Element placement data
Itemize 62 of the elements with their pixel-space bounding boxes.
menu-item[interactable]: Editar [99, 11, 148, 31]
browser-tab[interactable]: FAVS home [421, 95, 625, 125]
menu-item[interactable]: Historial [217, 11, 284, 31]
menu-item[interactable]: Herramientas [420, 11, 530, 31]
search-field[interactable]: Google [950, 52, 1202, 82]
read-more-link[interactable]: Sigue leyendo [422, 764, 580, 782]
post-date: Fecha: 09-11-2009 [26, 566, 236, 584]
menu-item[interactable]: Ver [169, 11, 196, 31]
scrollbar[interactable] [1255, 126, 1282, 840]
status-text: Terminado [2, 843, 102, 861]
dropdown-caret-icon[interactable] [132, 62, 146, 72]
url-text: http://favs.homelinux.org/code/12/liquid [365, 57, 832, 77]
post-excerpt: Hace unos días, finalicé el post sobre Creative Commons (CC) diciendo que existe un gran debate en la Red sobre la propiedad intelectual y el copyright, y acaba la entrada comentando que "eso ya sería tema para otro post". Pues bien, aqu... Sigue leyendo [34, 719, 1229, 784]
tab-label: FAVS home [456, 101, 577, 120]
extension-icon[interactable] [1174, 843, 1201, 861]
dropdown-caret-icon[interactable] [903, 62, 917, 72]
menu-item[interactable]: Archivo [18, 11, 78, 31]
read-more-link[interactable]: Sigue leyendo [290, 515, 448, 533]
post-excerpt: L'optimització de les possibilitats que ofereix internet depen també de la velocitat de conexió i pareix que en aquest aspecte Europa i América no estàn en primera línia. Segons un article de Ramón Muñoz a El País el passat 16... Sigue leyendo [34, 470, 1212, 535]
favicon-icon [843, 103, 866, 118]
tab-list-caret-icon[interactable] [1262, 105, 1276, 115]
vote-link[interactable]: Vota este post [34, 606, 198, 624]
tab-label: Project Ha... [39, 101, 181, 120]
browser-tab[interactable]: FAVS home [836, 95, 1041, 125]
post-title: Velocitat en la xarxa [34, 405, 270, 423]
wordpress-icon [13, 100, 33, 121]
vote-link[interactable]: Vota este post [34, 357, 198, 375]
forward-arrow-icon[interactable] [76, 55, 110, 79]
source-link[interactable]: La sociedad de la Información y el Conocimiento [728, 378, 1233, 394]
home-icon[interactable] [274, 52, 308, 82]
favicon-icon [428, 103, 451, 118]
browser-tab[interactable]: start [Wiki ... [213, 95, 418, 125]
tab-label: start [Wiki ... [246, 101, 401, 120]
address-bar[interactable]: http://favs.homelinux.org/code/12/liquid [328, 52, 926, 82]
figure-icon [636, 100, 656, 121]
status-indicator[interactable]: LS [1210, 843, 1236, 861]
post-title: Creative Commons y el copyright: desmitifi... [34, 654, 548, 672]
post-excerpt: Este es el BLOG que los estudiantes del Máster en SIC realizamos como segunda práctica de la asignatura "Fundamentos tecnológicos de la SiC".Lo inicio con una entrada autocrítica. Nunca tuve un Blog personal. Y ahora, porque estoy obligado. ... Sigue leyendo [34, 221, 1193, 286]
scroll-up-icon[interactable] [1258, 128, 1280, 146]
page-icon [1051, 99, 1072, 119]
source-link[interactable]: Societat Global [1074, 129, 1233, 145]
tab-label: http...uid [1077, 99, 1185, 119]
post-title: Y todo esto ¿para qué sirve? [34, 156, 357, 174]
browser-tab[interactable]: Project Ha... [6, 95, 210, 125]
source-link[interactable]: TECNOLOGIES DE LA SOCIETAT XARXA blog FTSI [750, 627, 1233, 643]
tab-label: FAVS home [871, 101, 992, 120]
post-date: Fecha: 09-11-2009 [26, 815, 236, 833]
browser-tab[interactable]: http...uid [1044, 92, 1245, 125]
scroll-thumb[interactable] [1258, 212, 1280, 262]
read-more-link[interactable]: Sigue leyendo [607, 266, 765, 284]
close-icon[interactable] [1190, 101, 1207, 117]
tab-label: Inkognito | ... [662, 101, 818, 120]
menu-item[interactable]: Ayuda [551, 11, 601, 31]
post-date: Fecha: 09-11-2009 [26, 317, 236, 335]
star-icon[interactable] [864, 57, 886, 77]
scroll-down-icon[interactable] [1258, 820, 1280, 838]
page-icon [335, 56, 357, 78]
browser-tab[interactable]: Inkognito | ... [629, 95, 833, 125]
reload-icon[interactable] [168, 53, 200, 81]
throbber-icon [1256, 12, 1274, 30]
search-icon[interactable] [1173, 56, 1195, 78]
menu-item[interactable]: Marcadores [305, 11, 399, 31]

* [DIRECTIONS FOR THIS TASK]: Rewrite every line of the listing above as a numbered list, leaving out any blank lines.

* [WRITTEN RESPONSE]:
1. Itemize 62 of the elements with their pixel-space bounding boxes.
2. menu-item[interactable]: Editar [99, 11, 148, 31]
3. browser-tab[interactable]: FAVS home [421, 95, 625, 125]
4. menu-item[interactable]: Historial [217, 11, 284, 31]
5. menu-item[interactable]: Herramientas [420, 11, 530, 31]
6. search-field[interactable]: Google [950, 52, 1202, 82]
7. read-more-link[interactable]: Sigue leyendo [422, 764, 580, 782]
8. post-date: Fecha: 09-11-2009 [26, 566, 236, 584]
9. menu-item[interactable]: Ver [169, 11, 196, 31]
10. scrollbar[interactable] [1255, 126, 1282, 840]
11. status-text: Terminado [2, 843, 102, 861]
12. dropdown-caret-icon[interactable] [132, 62, 146, 72]
13. url-text: http://favs.homelinux.org/code/12/liquid [365, 57, 832, 77]
14. post-excerpt: Hace unos días, finalicé el post sobre Creative Commons (CC) diciendo que existe un gran debate en la Red sobre la propiedad intelectual y el copyright, y acaba la entrada comentando que "eso ya sería tema para otro post". Pues bien, aqu... Sigue leyendo [34, 719, 1229, 784]
15. tab-label: FAVS home [456, 101, 577, 120]
16. extension-icon[interactable] [1174, 843, 1201, 861]
17. dropdown-caret-icon[interactable] [903, 62, 917, 72]
18. menu-item[interactable]: Archivo [18, 11, 78, 31]
19. read-more-link[interactable]: Sigue leyendo [290, 515, 448, 533]
20. post-excerpt: L'optimització de les possibilitats que ofereix internet depen també de la velocitat de conexió i pareix que en aquest aspecte Europa i América no estàn en primera línia. Segons un article de Ramón Muñoz a El País el passat 16... Sigue leyendo [34, 470, 1212, 535]
21. favicon-icon [843, 103, 866, 118]
22. tab-list-caret-icon[interactable] [1262, 105, 1276, 115]
23. vote-link[interactable]: Vota este post [34, 606, 198, 624]
24. tab-label: Project Ha... [39, 101, 181, 120]
25. browser-tab[interactable]: FAVS home [836, 95, 1041, 125]
26. post-title: Velocitat en la xarxa [34, 405, 270, 423]
27. wordpress-icon [13, 100, 33, 121]
28. vote-link[interactable]: Vota este post [34, 357, 198, 375]
29. forward-arrow-icon[interactable] [76, 55, 110, 79]
30. source-link[interactable]: La sociedad de la Información y el Conocimiento [728, 378, 1233, 394]
31. home-icon[interactable] [274, 52, 308, 82]
32. favicon-icon [428, 103, 451, 118]
33. browser-tab[interactable]: start [Wiki ... [213, 95, 418, 125]
34. tab-label: start [Wiki ... [246, 101, 401, 120]
35. address-bar[interactable]: http://favs.homelinux.org/code/12/liquid [328, 52, 926, 82]
36. figure-icon [636, 100, 656, 121]
37. status-indicator[interactable]: LS [1210, 843, 1236, 861]
38. post-title: Creative Commons y el copyright: desmitifi... [34, 654, 548, 672]
39. post-excerpt: Este es el BLOG que los estudiantes del Máster en SIC realizamos como segunda práctica de la asignatura "Fundamentos tecnológicos de la SiC".Lo inicio con una entrada autocrítica. Nunca tuve un Blog personal. Y ahora, porque estoy obligado. ... Sigue leyendo [34, 221, 1193, 286]
40. scroll-up-icon[interactable] [1258, 128, 1280, 146]
41. page-icon [1051, 99, 1072, 119]
42. source-link[interactable]: Societat Global [1074, 129, 1233, 145]
43. tab-label: http...uid [1077, 99, 1185, 119]
44. post-title: Y todo esto ¿para qué sirve? [34, 156, 357, 174]
45. browser-tab[interactable]: Project Ha... [6, 95, 210, 125]
46. source-link[interactable]: TECNOLOGIES DE LA SOCIETAT XARXA blog FTSI [750, 627, 1233, 643]
47. tab-label: FAVS home [871, 101, 992, 120]
48. post-date: Fecha: 09-11-2009 [26, 815, 236, 833]
49. browser-tab[interactable]: http...uid [1044, 92, 1245, 125]
50. scroll-thumb[interactable] [1258, 212, 1280, 262]
51. read-more-link[interactable]: Sigue leyendo [607, 266, 765, 284]
52. close-icon[interactable] [1190, 101, 1207, 117]
53. tab-label: Inkognito | ... [662, 101, 818, 120]
54. menu-item[interactable]: Ayuda [551, 11, 601, 31]
55. post-date: Fecha: 09-11-2009 [26, 317, 236, 335]
56. star-icon[interactable] [864, 57, 886, 77]
57. scroll-down-icon[interactable] [1258, 820, 1280, 838]
58. page-icon [335, 56, 357, 78]
59. browser-tab[interactable]: Inkognito | ... [629, 95, 833, 125]
60. reload-icon[interactable] [168, 53, 200, 81]
61. throbber-icon [1256, 12, 1274, 30]
62. search-icon[interactable] [1173, 56, 1195, 78]
63. menu-item[interactable]: Marcadores [305, 11, 399, 31]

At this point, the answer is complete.